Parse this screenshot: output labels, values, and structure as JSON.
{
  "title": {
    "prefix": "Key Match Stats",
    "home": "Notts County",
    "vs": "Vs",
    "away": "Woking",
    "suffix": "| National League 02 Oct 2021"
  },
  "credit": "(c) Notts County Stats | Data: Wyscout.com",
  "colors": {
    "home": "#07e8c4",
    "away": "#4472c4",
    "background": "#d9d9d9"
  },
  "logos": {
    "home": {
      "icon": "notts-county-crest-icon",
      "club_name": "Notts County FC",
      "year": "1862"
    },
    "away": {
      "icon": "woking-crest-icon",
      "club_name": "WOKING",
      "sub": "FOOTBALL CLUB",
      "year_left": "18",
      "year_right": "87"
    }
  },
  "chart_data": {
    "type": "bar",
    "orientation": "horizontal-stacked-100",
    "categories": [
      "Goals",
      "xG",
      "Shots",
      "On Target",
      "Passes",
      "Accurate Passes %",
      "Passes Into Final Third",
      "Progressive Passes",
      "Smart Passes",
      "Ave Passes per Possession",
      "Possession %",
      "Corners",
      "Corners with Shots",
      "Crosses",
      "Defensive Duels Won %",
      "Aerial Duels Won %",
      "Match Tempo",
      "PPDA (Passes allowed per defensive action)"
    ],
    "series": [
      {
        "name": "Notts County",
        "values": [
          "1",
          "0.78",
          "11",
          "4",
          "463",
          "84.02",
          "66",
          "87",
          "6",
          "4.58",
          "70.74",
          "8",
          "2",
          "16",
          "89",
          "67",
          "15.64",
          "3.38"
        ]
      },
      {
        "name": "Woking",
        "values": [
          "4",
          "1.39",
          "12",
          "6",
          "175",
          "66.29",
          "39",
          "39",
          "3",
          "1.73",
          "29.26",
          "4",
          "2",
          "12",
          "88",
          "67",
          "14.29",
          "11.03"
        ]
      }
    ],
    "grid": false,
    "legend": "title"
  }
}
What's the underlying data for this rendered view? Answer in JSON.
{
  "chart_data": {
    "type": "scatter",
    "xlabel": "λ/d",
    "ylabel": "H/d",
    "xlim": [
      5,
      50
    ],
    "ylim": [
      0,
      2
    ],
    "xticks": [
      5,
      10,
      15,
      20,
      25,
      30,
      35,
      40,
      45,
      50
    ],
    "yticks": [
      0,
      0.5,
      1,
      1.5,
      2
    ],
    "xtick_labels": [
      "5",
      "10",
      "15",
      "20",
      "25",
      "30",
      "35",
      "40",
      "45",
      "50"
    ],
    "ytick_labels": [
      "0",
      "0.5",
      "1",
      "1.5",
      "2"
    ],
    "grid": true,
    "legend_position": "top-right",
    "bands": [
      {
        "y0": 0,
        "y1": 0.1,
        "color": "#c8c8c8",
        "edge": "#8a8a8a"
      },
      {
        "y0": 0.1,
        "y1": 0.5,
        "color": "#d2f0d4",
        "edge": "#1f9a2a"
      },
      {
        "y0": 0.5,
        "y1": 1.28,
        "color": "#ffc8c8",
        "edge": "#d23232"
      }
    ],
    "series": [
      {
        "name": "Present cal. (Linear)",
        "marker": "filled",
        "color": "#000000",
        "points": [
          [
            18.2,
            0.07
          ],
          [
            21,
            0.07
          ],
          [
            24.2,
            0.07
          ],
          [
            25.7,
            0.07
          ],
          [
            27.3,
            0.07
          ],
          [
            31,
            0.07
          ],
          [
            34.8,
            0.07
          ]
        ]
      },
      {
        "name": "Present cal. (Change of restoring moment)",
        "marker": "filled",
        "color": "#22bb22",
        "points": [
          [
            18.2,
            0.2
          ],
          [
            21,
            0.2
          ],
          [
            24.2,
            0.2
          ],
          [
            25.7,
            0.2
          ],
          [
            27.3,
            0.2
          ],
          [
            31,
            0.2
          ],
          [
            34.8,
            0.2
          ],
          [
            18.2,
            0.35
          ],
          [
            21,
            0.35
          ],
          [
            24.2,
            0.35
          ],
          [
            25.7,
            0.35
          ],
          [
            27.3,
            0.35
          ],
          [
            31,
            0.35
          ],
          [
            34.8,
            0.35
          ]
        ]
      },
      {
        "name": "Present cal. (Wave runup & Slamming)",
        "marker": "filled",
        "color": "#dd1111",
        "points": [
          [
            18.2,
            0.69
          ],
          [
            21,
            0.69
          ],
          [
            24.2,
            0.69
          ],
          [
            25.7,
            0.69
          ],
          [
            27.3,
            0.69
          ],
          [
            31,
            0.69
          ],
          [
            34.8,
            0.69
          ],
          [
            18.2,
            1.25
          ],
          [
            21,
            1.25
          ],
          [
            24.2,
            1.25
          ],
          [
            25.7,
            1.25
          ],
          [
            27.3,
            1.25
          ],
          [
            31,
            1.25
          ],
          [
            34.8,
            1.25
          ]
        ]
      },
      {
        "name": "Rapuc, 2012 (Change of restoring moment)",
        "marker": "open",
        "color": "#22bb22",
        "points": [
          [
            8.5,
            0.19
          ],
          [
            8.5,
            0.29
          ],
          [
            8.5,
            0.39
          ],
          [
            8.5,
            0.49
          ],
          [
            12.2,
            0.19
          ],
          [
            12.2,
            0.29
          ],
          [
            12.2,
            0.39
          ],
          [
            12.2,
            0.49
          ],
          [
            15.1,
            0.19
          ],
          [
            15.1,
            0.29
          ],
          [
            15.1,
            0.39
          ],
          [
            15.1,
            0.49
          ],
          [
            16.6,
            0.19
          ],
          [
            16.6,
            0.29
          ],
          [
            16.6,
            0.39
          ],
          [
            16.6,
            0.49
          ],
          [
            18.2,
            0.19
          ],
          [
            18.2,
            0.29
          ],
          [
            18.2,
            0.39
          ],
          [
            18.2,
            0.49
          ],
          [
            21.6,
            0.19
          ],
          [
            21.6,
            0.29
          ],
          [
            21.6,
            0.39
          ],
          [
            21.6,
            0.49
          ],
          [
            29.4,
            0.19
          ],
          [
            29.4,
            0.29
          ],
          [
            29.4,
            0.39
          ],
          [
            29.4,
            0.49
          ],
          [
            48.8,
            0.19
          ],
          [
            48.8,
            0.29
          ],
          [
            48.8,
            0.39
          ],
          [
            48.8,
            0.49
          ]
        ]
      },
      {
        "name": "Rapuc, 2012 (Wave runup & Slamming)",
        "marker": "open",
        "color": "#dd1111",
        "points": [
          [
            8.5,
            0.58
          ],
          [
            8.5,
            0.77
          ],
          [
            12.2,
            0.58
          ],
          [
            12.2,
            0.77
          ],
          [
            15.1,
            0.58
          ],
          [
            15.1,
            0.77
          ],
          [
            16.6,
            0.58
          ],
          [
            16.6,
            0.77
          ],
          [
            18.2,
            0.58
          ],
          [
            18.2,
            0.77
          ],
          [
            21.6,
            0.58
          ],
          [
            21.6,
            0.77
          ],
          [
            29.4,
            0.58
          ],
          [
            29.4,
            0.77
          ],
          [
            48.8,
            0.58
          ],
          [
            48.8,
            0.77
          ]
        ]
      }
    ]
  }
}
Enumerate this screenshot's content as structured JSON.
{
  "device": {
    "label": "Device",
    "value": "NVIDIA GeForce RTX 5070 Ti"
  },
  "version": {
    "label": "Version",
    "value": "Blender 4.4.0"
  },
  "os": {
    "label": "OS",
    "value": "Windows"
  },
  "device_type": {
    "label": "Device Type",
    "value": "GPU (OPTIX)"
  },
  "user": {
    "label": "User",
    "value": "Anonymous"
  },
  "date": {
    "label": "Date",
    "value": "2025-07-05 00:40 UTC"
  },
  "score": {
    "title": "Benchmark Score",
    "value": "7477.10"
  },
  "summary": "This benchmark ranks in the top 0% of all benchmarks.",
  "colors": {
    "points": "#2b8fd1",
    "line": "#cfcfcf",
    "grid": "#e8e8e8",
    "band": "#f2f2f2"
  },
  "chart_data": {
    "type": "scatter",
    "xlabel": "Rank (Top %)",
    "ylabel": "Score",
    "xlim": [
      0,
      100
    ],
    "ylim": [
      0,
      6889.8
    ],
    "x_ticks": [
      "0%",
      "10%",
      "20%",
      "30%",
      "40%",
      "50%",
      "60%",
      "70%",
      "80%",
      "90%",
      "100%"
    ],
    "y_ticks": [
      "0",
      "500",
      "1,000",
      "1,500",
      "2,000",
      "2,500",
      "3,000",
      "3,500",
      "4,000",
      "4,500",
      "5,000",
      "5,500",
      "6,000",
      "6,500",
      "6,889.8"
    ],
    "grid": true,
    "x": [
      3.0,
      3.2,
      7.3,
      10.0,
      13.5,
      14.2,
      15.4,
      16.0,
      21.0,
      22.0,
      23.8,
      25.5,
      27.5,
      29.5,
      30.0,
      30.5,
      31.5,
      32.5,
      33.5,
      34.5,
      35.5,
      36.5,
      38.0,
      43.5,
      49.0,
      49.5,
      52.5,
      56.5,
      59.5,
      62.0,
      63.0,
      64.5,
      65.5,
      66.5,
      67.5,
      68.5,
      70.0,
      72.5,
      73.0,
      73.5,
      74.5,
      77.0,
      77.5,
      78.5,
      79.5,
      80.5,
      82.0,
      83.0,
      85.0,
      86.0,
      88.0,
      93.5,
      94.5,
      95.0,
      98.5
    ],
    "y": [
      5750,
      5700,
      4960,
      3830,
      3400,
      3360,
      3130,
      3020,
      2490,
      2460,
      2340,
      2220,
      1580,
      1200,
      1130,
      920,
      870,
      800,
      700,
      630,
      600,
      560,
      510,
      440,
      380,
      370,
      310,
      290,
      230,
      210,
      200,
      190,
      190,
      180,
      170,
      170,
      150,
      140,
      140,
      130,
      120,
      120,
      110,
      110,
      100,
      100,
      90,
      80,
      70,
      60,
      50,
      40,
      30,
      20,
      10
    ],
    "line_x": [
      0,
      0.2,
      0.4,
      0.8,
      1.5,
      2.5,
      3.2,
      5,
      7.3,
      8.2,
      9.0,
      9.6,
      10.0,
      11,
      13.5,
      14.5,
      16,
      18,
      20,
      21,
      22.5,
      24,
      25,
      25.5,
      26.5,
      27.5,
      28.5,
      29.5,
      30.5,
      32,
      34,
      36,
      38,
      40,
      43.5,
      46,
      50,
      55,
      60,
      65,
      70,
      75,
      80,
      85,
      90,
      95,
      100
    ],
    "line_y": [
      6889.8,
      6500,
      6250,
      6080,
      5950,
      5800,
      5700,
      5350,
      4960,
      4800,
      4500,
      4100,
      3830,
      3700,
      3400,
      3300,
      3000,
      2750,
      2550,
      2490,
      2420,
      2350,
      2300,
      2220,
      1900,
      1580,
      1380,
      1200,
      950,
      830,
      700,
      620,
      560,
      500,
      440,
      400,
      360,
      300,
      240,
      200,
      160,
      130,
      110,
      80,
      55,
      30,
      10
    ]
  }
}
#####
**SHORT TASK**
Looking at the material above, count the lines containing the string "Possession" and reply with the count alone.

**COMPLETE ANSWER**
2